**Task:** Search the material for "name" and show all lines that contain it.

---- Rows

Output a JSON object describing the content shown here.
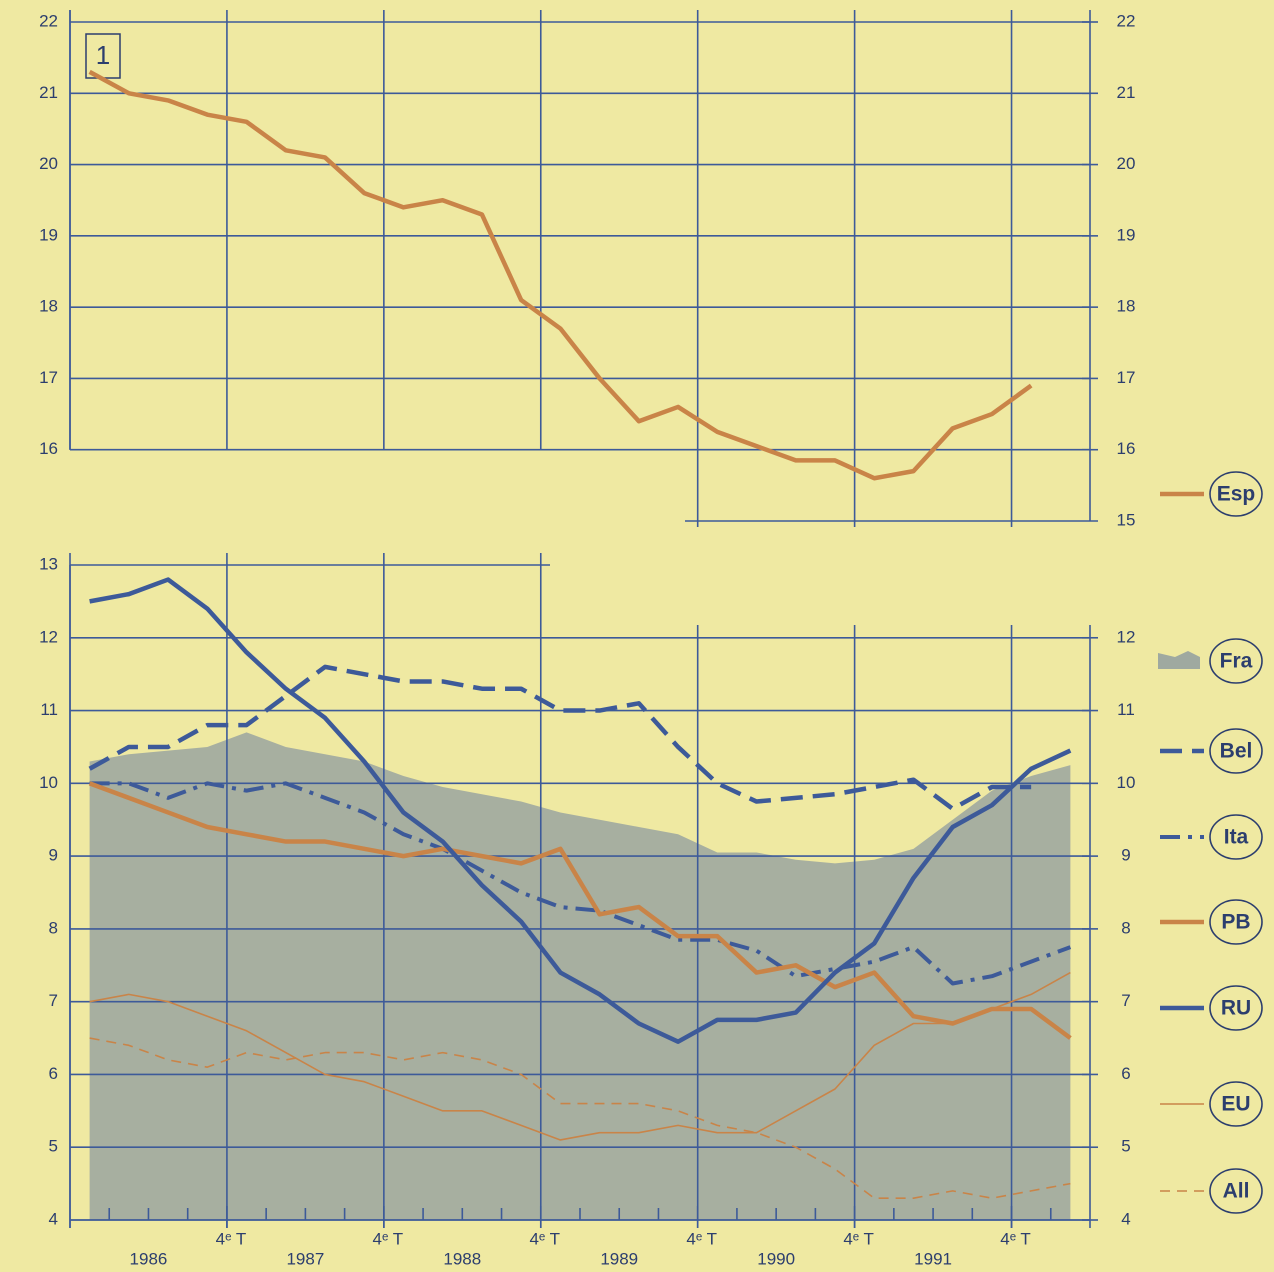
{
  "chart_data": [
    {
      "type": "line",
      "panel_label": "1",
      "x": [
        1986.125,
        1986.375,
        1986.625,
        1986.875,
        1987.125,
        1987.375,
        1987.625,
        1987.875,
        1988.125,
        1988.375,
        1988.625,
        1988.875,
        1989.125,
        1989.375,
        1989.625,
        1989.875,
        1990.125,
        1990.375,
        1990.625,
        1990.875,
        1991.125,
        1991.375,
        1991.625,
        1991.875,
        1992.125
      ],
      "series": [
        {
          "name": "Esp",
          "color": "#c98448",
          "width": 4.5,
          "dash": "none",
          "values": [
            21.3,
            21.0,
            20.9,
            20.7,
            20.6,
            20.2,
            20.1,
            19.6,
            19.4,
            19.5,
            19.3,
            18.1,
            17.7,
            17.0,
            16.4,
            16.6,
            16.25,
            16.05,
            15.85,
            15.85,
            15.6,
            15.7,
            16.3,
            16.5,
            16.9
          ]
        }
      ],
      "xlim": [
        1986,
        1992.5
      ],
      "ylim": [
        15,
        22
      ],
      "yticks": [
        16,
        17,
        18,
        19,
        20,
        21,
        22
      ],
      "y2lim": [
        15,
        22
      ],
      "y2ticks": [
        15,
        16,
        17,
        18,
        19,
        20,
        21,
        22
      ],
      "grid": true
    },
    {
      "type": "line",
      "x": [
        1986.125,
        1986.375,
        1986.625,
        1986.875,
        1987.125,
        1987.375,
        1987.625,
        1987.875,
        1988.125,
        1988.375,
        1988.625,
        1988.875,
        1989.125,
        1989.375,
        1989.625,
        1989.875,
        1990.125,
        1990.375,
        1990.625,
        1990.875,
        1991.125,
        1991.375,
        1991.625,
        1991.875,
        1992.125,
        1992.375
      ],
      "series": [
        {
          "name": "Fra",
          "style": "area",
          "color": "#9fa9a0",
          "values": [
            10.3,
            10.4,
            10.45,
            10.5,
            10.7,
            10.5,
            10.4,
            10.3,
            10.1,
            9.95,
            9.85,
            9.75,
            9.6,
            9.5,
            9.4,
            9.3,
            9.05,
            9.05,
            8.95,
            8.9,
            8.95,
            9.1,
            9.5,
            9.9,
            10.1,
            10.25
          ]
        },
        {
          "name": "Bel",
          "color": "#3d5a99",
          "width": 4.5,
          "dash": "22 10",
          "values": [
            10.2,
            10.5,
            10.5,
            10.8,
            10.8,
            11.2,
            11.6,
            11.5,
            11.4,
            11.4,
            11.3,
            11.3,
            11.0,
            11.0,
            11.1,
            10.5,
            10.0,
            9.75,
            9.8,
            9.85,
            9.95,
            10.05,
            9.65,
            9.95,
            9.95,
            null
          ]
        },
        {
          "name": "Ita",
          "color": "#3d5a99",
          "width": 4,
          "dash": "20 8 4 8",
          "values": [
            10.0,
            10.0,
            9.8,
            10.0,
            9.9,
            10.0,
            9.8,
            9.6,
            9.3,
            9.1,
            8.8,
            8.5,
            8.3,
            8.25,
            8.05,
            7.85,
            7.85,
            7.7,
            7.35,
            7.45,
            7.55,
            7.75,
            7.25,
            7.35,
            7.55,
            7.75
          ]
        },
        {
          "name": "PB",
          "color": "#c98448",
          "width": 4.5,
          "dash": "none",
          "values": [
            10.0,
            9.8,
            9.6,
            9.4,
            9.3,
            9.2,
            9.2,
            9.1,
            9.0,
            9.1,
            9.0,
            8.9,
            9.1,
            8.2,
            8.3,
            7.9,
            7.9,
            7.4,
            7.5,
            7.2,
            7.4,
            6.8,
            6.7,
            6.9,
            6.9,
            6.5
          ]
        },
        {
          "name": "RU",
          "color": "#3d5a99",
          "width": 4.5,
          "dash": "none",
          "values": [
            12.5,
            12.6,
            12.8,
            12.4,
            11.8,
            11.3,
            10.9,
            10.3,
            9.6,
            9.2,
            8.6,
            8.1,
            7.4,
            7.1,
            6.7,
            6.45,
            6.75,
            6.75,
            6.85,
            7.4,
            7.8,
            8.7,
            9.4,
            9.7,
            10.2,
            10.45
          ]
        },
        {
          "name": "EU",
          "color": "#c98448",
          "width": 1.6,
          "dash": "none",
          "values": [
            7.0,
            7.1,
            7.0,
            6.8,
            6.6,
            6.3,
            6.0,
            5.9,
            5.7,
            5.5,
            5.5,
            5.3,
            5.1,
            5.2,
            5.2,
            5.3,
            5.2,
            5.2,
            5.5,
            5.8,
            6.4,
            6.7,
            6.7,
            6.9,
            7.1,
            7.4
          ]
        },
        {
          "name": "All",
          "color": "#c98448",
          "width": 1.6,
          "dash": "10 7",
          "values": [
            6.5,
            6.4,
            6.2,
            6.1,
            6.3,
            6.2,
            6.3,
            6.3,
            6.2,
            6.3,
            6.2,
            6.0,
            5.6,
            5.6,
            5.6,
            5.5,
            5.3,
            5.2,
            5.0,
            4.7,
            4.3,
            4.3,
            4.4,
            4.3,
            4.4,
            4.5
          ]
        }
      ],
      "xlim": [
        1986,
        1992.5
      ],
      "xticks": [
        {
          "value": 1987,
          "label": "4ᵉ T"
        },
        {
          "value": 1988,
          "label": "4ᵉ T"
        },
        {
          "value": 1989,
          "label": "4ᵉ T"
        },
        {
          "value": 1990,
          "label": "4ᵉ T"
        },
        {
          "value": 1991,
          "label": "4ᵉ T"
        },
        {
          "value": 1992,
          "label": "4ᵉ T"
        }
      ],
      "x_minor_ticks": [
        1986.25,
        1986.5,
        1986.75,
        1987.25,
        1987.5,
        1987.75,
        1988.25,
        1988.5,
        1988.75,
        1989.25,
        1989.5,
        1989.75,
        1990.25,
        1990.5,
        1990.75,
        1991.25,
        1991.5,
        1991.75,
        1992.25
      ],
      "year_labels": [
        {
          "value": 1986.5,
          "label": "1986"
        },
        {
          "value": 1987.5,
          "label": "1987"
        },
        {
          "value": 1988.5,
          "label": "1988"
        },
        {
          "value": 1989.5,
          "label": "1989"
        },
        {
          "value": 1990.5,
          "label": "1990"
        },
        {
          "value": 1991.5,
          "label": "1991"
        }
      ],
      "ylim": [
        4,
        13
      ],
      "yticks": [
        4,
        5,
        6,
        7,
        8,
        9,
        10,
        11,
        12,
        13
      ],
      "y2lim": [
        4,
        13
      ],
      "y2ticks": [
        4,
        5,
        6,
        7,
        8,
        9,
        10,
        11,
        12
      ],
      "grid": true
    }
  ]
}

--------

**Worked solution:**
          "name": "Esp",
          "name": "Fra",
          "name": "Bel",
          "name": "Ita",
          "name": "PB",
          "name": "RU",
          "name": "EU",
          "name": "All",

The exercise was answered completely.